Goal: Please retype every line of the records below verbatim, leaving out the pictures.
--- Source records ---
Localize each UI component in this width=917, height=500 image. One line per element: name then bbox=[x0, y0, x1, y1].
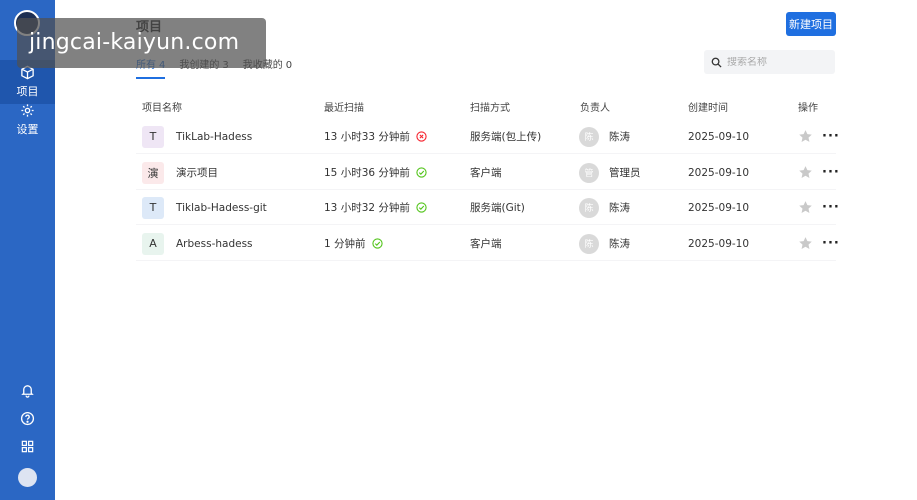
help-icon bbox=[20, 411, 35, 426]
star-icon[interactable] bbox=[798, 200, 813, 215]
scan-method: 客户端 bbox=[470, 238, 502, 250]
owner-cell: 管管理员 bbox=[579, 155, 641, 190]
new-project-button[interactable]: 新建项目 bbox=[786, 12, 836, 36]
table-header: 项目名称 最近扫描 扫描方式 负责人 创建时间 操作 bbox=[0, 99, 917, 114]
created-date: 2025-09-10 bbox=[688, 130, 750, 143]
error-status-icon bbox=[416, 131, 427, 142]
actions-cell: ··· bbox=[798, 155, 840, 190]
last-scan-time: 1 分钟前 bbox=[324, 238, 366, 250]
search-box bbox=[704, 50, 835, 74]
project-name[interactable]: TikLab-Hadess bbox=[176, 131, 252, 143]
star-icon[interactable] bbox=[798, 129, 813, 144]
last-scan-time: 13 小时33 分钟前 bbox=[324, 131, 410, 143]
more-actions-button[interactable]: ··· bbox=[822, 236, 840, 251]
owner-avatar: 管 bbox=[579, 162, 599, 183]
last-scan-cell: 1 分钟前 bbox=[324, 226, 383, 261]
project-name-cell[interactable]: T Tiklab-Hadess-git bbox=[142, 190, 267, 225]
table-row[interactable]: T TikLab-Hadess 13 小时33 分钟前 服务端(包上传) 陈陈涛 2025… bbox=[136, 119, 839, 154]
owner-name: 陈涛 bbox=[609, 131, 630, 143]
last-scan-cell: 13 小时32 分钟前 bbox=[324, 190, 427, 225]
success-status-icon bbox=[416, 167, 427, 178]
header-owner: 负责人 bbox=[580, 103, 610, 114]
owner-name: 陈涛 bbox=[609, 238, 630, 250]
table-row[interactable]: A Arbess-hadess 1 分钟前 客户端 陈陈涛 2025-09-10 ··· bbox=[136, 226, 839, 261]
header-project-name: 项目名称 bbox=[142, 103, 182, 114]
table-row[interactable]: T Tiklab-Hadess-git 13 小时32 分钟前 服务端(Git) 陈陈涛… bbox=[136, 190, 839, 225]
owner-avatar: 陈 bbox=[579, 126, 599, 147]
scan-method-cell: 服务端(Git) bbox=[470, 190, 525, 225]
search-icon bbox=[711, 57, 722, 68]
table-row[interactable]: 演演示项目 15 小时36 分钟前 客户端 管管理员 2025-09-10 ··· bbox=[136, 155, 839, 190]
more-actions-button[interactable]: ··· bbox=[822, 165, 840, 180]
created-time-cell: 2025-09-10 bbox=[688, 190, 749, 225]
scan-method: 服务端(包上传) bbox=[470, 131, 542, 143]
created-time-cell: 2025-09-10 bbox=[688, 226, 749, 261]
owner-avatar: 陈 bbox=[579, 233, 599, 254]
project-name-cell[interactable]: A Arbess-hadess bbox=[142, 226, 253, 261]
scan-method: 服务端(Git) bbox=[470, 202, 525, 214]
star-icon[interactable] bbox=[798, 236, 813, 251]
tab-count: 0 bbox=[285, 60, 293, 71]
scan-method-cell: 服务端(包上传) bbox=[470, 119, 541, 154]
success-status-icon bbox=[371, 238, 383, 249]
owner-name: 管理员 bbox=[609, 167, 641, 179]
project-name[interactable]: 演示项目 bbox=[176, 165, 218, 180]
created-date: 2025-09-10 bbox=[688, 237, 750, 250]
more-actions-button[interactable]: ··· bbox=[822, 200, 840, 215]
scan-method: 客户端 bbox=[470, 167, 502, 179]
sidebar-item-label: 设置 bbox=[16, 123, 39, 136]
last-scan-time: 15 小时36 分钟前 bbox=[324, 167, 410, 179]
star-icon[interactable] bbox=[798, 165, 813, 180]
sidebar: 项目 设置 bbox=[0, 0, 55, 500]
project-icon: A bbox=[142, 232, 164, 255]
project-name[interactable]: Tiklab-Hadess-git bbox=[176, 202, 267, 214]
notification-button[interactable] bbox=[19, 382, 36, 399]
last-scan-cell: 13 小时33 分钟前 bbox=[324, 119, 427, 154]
---
Written answer:
Localize each UI component in this width=917, height=500 image. One line per element: name then bbox=[x0, y0, x1, y1].
help-icon bbox=[20, 411, 35, 426]
star-icon[interactable] bbox=[798, 200, 813, 215]
scan-method: 客户端 bbox=[470, 238, 502, 250]
owner-cell: 管管理员 bbox=[579, 155, 641, 190]
new-project-button[interactable]: 新建项目 bbox=[786, 12, 836, 36]
table-header: 项目名称 最近扫描 扫描方式 负责人 创建时间 操作 bbox=[0, 99, 917, 114]
created-date: 2025-09-10 bbox=[688, 130, 750, 143]
error-status-icon bbox=[416, 131, 427, 142]
actions-cell: ··· bbox=[798, 155, 840, 190]
last-scan-time: 1 分钟前 bbox=[324, 238, 366, 250]
search-box bbox=[704, 50, 835, 74]
project-name[interactable]: TikLab-Hadess bbox=[176, 131, 252, 143]
star-icon[interactable] bbox=[798, 129, 813, 144]
last-scan-time: 13 小时33 分钟前 bbox=[324, 131, 410, 143]
more-actions-button[interactable]: ··· bbox=[822, 236, 840, 251]
owner-avatar: 管 bbox=[579, 162, 599, 183]
last-scan-cell: 1 分钟前 bbox=[324, 226, 383, 261]
project-name-cell[interactable]: T Tiklab-Hadess-git bbox=[142, 190, 267, 225]
table-row[interactable]: T TikLab-Hadess 13 小时33 分钟前 服务端(包上传) 陈陈涛 2025… bbox=[136, 119, 839, 154]
owner-name: 陈涛 bbox=[609, 131, 630, 143]
last-scan-cell: 13 小时32 分钟前 bbox=[324, 190, 427, 225]
success-status-icon bbox=[416, 167, 427, 178]
header-owner: 负责人 bbox=[580, 103, 610, 114]
owner-name: 陈涛 bbox=[609, 238, 630, 250]
table-row[interactable]: A Arbess-hadess 1 分钟前 客户端 陈陈涛 2025-09-10 ··· bbox=[136, 226, 839, 261]
header-project-name: 项目名称 bbox=[142, 103, 182, 114]
table-row[interactable]: T Tiklab-Hadess-git 13 小时32 分钟前 服务端(Git) 陈陈涛… bbox=[136, 190, 839, 225]
owner-avatar: 陈 bbox=[579, 126, 599, 147]
scan-method-cell: 服务端(Git) bbox=[470, 190, 525, 225]
search-icon bbox=[711, 57, 722, 68]
table-row[interactable]: 演演示项目 15 小时36 分钟前 客户端 管管理员 2025-09-10 ··· bbox=[136, 155, 839, 190]
more-actions-button[interactable]: ··· bbox=[822, 165, 840, 180]
created-time-cell: 2025-09-10 bbox=[688, 190, 749, 225]
scan-method: 服务端(包上传) bbox=[470, 131, 542, 143]
created-time-cell: 2025-09-10 bbox=[688, 226, 749, 261]
owner-avatar: 陈 bbox=[579, 233, 599, 254]
project-name-cell[interactable]: A Arbess-hadess bbox=[142, 226, 253, 261]
scan-method: 服务端(Git) bbox=[470, 202, 525, 214]
star-icon[interactable] bbox=[798, 236, 813, 251]
tab-count: 0 bbox=[285, 60, 293, 71]
scan-method-cell: 服务端(包上传) bbox=[470, 119, 541, 154]
success-status-icon bbox=[371, 238, 383, 249]
owner-name: 管理员 bbox=[609, 167, 641, 179]
project-name[interactable]: 演示项目 bbox=[176, 165, 218, 180]
created-date: 2025-09-10 bbox=[688, 237, 750, 250]
more-actions-button[interactable]: ··· bbox=[822, 200, 840, 215]
scan-method: 客户端 bbox=[470, 167, 502, 179]
sidebar-item-label: 设置 bbox=[16, 123, 39, 136]
last-scan-time: 15 小时36 分钟前 bbox=[324, 167, 410, 179]
star-icon[interactable] bbox=[798, 165, 813, 180]
sidebar: 项目 设置 bbox=[0, 0, 55, 500]
project-icon: A bbox=[142, 232, 164, 255]
project-name[interactable]: Tiklab-Hadess-git bbox=[176, 202, 267, 214]
notification-button[interactable] bbox=[19, 382, 36, 399]
last-scan-cell: 13 小时33 分钟前 bbox=[324, 119, 427, 154]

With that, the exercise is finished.